> _What you should do_: Quote each line exactly, from the line that contains "Transcribe the text in this document." down to the last line of the listing, and no other lines.

> _Records from a data collection_:
========

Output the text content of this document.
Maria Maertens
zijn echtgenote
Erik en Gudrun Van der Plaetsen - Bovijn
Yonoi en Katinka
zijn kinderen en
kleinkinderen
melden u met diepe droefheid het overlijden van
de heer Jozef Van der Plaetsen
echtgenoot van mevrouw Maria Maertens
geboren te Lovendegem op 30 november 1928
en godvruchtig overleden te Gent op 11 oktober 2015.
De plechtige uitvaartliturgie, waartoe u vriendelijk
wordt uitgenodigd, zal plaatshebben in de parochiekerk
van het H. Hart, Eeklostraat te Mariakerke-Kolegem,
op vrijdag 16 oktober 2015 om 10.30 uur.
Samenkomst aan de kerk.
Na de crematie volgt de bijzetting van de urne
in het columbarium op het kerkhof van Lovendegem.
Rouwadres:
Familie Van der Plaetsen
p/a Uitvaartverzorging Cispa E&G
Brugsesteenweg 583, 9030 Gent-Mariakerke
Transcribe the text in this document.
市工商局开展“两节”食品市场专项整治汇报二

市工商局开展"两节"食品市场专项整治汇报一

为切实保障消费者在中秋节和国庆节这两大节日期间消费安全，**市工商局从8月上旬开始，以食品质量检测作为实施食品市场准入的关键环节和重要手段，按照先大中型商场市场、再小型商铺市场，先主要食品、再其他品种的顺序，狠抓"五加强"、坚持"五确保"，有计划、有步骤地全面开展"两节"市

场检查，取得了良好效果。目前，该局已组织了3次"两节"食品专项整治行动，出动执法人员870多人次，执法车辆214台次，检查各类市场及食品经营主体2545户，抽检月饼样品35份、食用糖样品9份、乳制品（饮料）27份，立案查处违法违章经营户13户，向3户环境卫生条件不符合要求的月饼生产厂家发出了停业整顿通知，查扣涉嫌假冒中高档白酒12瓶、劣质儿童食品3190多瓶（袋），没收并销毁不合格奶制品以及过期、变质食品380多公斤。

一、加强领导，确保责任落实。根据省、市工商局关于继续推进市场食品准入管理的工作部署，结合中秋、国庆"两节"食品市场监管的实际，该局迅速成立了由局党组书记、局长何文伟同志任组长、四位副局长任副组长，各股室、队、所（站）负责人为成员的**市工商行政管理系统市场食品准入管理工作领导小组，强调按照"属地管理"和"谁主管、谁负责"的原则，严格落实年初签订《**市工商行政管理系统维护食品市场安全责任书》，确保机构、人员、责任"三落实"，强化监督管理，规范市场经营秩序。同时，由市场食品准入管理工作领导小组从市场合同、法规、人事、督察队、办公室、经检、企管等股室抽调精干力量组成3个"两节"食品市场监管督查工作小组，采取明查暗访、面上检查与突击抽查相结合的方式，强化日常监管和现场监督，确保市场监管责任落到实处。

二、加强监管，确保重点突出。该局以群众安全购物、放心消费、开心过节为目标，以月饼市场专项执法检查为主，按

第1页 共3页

========

> _The result_:
Transcribe the text in this document.
市工商局开展“两节”食品市场专项整治汇报二

市工商局开展"两节"食品市场专项整治汇报一

为切实保障消费者在中秋节和国庆节这两大节日期间消费安全，**市工商局从8月上旬开始，以食品质量检测作为实施食品市场准入的关键环节和重要手段，按照先大中型商场市场、再小型商铺市场，先主要食品、再其他品种的顺序，狠抓"五加强"、坚持"五确保"，有计划、有步骤地全面开展"两节"市

场检查，取得了良好效果。目前，该局已组织了3次"两节"食品专项整治行动，出动执法人员870多人次，执法车辆214台次，检查各类市场及食品经营主体2545户，抽检月饼样品35份、食用糖样品9份、乳制品（饮料）27份，立案查处违法违章经营户13户，向3户环境卫生条件不符合要求的月饼生产厂家发出了停业整顿通知，查扣涉嫌假冒中高档白酒12瓶、劣质儿童食品3190多瓶（袋），没收并销毁不合格奶制品以及过期、变质食品380多公斤。

一、加强领导，确保责任落实。根据省、市工商局关于继续推进市场食品准入管理的工作部署，结合中秋、国庆"两节"食品市场监管的实际，该局迅速成立了由局党组书记、局长何文伟同志任组长、四位副局长任副组长，各股室、队、所（站）负责人为成员的**市工商行政管理系统市场食品准入管理工作领导小组，强调按照"属地管理"和"谁主管、谁负责"的原则，严格落实年初签订《**市工商行政管理系统维护食品市场安全责任书》，确保机构、人员、责任"三落实"，强化监督管理，规范市场经营秩序。同时，由市场食品准入管理工作领导小组从市场合同、法规、人事、督察队、办公室、经检、企管等股室抽调精干力量组成3个"两节"食品市场监管督查工作小组，采取明查暗访、面上检查与突击抽查相结合的方式，强化日常监管和现场监督，确保市场监管责任落到实处。

二、加强监管，确保重点突出。该局以群众安全购物、放心消费、开心过节为目标，以月饼市场专项执法检查为主，按

第1页 共3页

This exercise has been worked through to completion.